[Excerpts from a figure dataset]
## begin

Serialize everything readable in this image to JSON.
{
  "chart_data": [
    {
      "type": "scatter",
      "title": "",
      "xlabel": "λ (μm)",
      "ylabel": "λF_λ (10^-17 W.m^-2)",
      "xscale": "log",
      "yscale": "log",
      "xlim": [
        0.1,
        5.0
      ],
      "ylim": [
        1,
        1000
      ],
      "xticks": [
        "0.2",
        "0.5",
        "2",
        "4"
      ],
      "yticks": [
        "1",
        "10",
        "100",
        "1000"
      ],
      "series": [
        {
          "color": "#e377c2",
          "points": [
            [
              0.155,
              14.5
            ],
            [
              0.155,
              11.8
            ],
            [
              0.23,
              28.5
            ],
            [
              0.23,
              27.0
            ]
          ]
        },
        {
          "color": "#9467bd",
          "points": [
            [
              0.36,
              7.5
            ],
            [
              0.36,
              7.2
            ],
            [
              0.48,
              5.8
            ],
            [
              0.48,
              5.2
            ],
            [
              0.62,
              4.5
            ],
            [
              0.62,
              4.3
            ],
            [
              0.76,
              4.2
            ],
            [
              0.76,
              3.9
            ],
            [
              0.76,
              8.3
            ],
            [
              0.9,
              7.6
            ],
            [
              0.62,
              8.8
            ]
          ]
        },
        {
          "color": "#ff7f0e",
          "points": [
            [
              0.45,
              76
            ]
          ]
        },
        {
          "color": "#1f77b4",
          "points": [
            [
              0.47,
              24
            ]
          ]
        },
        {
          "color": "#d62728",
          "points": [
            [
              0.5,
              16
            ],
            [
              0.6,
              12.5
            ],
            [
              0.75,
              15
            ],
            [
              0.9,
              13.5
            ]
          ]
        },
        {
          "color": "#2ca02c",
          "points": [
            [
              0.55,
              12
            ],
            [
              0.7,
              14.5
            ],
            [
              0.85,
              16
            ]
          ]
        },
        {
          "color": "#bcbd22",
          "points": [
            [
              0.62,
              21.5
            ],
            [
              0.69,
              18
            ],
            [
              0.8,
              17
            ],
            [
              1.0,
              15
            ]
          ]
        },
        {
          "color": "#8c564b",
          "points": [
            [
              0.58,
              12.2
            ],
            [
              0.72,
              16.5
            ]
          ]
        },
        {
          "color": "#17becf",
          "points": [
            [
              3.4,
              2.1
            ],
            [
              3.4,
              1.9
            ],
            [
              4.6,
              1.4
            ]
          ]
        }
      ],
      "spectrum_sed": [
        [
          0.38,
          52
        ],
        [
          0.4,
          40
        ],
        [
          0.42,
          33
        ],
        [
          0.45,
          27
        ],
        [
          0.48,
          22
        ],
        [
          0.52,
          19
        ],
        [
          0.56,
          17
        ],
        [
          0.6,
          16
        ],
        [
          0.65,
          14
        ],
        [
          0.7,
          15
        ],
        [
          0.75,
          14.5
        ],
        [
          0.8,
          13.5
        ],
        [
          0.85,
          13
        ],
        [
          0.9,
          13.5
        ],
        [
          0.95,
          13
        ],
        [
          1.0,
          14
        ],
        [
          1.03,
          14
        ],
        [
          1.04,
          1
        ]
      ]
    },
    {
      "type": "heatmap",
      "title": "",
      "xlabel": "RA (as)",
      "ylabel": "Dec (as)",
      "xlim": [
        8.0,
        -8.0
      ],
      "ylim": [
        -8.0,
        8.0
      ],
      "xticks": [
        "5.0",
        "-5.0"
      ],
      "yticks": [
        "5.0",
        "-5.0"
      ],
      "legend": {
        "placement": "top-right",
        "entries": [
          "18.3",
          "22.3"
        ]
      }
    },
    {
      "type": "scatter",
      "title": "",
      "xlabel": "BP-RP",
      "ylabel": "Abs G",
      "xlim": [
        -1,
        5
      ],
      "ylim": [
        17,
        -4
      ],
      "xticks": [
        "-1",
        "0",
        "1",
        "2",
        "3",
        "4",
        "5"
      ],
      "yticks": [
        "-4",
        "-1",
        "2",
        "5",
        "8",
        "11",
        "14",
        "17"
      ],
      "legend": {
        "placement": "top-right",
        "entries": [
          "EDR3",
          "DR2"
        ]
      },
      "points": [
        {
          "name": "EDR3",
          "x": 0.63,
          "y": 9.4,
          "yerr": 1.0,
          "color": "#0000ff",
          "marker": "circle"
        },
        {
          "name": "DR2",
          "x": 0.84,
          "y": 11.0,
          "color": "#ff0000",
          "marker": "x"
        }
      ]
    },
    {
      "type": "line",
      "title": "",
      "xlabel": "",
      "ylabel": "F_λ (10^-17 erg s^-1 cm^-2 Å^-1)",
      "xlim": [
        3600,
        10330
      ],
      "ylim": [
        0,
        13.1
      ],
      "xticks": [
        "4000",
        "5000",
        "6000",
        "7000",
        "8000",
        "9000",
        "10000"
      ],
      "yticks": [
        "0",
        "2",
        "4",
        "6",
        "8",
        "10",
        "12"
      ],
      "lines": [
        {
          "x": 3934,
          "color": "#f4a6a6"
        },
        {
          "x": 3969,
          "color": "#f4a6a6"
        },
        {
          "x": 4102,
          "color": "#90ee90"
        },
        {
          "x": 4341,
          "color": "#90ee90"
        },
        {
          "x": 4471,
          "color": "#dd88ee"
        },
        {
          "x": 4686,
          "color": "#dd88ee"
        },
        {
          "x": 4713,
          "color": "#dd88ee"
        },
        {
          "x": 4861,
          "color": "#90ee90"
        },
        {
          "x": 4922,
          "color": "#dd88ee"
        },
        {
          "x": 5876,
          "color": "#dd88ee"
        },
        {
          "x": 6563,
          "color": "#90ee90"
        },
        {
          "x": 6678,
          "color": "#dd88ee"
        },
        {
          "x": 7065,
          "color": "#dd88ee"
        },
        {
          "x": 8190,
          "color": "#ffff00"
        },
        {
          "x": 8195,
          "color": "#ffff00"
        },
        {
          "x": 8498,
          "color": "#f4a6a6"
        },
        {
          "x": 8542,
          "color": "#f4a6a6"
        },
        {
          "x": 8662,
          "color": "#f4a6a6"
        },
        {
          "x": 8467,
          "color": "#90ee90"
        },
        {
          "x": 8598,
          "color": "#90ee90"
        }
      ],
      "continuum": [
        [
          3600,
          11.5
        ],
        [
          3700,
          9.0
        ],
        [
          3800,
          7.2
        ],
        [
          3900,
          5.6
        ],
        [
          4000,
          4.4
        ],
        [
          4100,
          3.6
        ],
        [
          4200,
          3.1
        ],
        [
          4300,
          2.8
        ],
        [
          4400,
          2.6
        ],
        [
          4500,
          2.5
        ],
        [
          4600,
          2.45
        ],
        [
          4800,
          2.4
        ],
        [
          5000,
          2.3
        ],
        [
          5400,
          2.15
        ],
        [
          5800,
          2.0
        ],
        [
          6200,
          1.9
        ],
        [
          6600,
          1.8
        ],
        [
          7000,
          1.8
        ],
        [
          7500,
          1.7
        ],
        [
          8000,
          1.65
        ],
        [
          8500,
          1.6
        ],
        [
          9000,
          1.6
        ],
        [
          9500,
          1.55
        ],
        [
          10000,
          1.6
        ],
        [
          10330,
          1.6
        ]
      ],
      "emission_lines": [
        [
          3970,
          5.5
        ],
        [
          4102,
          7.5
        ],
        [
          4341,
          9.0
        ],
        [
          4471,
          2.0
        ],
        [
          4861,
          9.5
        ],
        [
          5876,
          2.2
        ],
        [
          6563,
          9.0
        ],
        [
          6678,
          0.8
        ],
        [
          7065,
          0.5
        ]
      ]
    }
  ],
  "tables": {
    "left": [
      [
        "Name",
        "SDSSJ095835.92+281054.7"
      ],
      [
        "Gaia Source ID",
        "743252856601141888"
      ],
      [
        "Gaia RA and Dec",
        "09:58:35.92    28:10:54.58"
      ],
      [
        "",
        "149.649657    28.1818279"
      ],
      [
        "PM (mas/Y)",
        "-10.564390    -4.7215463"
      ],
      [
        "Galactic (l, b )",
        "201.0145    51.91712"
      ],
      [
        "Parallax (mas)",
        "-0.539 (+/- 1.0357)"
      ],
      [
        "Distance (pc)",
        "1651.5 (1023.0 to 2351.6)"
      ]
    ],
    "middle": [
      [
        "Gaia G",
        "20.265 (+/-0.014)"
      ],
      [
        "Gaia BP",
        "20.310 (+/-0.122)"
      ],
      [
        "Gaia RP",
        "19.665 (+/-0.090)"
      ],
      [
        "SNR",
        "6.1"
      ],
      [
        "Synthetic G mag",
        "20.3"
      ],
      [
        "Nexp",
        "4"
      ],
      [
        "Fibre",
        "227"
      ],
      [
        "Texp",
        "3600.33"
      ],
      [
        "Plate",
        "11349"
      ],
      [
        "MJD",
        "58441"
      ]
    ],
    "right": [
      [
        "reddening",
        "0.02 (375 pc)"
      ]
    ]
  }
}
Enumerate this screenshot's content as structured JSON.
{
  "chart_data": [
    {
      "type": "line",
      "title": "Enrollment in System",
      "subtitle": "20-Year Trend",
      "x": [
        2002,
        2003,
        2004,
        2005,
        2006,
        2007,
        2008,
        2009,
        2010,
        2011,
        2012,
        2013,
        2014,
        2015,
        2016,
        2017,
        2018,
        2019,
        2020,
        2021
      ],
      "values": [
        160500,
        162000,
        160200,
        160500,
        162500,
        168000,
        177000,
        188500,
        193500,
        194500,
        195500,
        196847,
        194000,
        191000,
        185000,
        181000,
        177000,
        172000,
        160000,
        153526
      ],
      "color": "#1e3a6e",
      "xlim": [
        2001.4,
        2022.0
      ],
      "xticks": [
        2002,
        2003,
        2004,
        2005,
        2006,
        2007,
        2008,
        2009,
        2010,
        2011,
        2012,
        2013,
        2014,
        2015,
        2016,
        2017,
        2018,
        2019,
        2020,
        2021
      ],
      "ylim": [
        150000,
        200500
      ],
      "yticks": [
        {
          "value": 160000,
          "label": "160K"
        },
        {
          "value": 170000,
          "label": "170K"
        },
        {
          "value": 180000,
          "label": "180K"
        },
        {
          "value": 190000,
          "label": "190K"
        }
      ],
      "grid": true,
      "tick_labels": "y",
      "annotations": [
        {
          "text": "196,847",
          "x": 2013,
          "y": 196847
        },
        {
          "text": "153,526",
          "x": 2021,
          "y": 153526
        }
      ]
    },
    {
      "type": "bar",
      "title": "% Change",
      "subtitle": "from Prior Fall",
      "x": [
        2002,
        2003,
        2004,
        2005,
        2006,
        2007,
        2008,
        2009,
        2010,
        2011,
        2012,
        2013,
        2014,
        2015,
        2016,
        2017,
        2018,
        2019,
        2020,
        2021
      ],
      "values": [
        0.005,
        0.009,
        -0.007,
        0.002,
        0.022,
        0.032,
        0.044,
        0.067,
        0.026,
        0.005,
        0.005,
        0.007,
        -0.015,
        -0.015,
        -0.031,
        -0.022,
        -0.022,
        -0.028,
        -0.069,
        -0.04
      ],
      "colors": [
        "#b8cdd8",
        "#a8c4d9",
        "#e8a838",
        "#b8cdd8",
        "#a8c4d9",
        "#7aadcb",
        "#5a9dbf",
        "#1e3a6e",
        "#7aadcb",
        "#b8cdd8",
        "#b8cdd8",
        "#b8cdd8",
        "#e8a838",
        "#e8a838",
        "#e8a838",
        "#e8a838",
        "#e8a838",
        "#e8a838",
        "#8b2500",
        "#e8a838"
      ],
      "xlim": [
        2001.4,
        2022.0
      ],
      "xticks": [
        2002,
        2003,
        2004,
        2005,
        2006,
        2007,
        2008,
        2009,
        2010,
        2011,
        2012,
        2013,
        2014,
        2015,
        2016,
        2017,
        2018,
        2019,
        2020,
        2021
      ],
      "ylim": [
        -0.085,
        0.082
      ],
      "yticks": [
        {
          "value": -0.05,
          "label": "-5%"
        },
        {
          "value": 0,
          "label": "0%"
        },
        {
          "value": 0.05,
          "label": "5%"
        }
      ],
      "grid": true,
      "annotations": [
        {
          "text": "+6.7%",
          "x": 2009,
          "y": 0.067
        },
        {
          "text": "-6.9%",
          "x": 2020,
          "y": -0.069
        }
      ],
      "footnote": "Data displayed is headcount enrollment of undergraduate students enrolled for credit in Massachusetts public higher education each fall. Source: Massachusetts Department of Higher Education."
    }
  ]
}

## end

> _EXERCISE REQUIREMENTS_: Copy each line that holds the word "Source".

> _WRITTEN RESPONSE_:
        "Gaia Source ID",
      "footnote": "Data displayed is headcount enrollment of undergraduate students enrolled for credit in Massachusetts public higher education each fall. Source: Massachusetts Department of Higher Education."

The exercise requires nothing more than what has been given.